◆ Supplied data ◆
— start —
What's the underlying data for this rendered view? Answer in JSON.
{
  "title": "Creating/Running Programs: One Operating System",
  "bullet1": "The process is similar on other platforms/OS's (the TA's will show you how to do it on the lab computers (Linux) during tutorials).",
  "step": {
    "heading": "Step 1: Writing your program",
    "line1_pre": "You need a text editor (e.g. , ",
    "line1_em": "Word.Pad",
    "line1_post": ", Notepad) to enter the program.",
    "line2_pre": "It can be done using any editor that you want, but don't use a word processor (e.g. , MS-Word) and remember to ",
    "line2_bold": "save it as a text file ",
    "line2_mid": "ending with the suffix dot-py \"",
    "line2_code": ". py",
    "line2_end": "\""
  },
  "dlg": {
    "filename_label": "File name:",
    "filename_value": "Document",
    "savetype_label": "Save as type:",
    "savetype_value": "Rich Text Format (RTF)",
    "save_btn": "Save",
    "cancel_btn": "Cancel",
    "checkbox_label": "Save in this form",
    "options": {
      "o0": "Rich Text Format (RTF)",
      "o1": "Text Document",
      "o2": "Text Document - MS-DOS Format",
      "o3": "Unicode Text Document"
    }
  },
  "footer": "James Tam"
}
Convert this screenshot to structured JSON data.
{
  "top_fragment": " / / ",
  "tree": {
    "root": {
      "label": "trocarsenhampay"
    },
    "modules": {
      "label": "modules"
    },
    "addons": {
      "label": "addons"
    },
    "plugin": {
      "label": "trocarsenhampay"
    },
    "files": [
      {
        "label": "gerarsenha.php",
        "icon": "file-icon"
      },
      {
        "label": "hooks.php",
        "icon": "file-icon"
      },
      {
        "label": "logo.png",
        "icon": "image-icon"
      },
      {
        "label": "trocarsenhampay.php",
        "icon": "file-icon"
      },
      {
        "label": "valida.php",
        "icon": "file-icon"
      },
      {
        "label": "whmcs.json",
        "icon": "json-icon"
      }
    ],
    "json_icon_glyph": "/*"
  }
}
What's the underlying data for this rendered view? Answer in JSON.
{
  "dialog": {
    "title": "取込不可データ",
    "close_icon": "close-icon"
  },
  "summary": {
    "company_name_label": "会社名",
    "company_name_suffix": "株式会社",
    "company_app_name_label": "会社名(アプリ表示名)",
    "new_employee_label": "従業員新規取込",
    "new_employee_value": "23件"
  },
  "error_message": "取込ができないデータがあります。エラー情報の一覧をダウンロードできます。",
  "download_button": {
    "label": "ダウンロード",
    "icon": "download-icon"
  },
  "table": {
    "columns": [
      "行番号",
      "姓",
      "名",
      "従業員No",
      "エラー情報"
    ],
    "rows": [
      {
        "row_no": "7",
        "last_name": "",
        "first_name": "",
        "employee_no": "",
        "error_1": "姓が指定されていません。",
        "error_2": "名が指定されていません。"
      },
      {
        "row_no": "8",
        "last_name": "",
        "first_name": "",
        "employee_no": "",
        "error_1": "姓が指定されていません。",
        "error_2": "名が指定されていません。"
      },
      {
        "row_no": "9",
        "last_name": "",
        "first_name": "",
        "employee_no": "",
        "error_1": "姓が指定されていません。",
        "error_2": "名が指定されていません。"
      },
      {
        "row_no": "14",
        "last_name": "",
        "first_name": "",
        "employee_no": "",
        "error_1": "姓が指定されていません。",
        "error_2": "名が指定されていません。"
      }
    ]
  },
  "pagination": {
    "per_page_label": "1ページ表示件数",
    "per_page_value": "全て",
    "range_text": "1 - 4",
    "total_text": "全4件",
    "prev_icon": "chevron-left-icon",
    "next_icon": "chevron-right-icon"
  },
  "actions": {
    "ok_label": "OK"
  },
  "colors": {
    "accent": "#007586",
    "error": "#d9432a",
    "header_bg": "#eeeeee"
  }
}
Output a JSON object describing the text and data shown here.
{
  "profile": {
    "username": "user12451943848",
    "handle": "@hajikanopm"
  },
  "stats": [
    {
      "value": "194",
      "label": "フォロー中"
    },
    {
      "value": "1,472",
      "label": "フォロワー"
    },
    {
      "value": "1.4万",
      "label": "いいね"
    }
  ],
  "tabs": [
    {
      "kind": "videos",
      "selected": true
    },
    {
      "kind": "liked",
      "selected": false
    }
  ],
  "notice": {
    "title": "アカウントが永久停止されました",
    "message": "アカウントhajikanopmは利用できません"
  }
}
— end —
◆ Written instruction ◆
Repeat the material word for word, in full.

◆ The solution ◆
What's the underlying data for this rendered view? Answer in JSON.
{
  "title": "Creating/Running Programs: One Operating System",
  "bullet1": "The process is similar on other platforms/OS's (the TA's will show you how to do it on the lab computers (Linux) during tutorials).",
  "step": {
    "heading": "Step 1: Writing your program",
    "line1_pre": "You need a text editor (e.g. , ",
    "line1_em": "Word.Pad",
    "line1_post": ", Notepad) to enter the program.",
    "line2_pre": "It can be done using any editor that you want, but don't use a word processor (e.g. , MS-Word) and remember to ",
    "line2_bold": "save it as a text file ",
    "line2_mid": "ending with the suffix dot-py \"",
    "line2_code": ". py",
    "line2_end": "\""
  },
  "dlg": {
    "filename_label": "File name:",
    "filename_value": "Document",
    "savetype_label": "Save as type:",
    "savetype_value": "Rich Text Format (RTF)",
    "save_btn": "Save",
    "cancel_btn": "Cancel",
    "checkbox_label": "Save in this form",
    "options": {
      "o0": "Rich Text Format (RTF)",
      "o1": "Text Document",
      "o2": "Text Document - MS-DOS Format",
      "o3": "Unicode Text Document"
    }
  },
  "footer": "James Tam"
}
Convert this screenshot to structured JSON data.
{
  "top_fragment": " / / ",
  "tree": {
    "root": {
      "label": "trocarsenhampay"
    },
    "modules": {
      "label": "modules"
    },
    "addons": {
      "label": "addons"
    },
    "plugin": {
      "label": "trocarsenhampay"
    },
    "files": [
      {
        "label": "gerarsenha.php",
        "icon": "file-icon"
      },
      {
        "label": "hooks.php",
        "icon": "file-icon"
      },
      {
        "label": "logo.png",
        "icon": "image-icon"
      },
      {
        "label": "trocarsenhampay.php",
        "icon": "file-icon"
      },
      {
        "label": "valida.php",
        "icon": "file-icon"
      },
      {
        "label": "whmcs.json",
        "icon": "json-icon"
      }
    ],
    "json_icon_glyph": "/*"
  }
}
What's the underlying data for this rendered view? Answer in JSON.
{
  "dialog": {
    "title": "取込不可データ",
    "close_icon": "close-icon"
  },
  "summary": {
    "company_name_label": "会社名",
    "company_name_suffix": "株式会社",
    "company_app_name_label": "会社名(アプリ表示名)",
    "new_employee_label": "従業員新規取込",
    "new_employee_value": "23件"
  },
  "error_message": "取込ができないデータがあります。エラー情報の一覧をダウンロードできます。",
  "download_button": {
    "label": "ダウンロード",
    "icon": "download-icon"
  },
  "table": {
    "columns": [
      "行番号",
      "姓",
      "名",
      "従業員No",
      "エラー情報"
    ],
    "rows": [
      {
        "row_no": "7",
        "last_name": "",
        "first_name": "",
        "employee_no": "",
        "error_1": "姓が指定されていません。",
        "error_2": "名が指定されていません。"
      },
      {
        "row_no": "8",
        "last_name": "",
        "first_name": "",
        "employee_no": "",
        "error_1": "姓が指定されていません。",
        "error_2": "名が指定されていません。"
      },
      {
        "row_no": "9",
        "last_name": "",
        "first_name": "",
        "employee_no": "",
        "error_1": "姓が指定されていません。",
        "error_2": "名が指定されていません。"
      },
      {
        "row_no": "14",
        "last_name": "",
        "first_name": "",
        "employee_no": "",
        "error_1": "姓が指定されていません。",
        "error_2": "名が指定されていません。"
      }
    ]
  },
  "pagination": {
    "per_page_label": "1ページ表示件数",
    "per_page_value": "全て",
    "range_text": "1 - 4",
    "total_text": "全4件",
    "prev_icon": "chevron-left-icon",
    "next_icon": "chevron-right-icon"
  },
  "actions": {
    "ok_label": "OK"
  },
  "colors": {
    "accent": "#007586",
    "error": "#d9432a",
    "header_bg": "#eeeeee"
  }
}
Output a JSON object describing the text and data shown here.
{
  "profile": {
    "username": "user12451943848",
    "handle": "@hajikanopm"
  },
  "stats": [
    {
      "value": "194",
      "label": "フォロー中"
    },
    {
      "value": "1,472",
      "label": "フォロワー"
    },
    {
      "value": "1.4万",
      "label": "いいね"
    }
  ],
  "tabs": [
    {
      "kind": "videos",
      "selected": true
    },
    {
      "kind": "liked",
      "selected": false
    }
  ],
  "notice": {
    "title": "アカウントが永久停止されました",
    "message": "アカウントhajikanopmは利用できません"
  }
}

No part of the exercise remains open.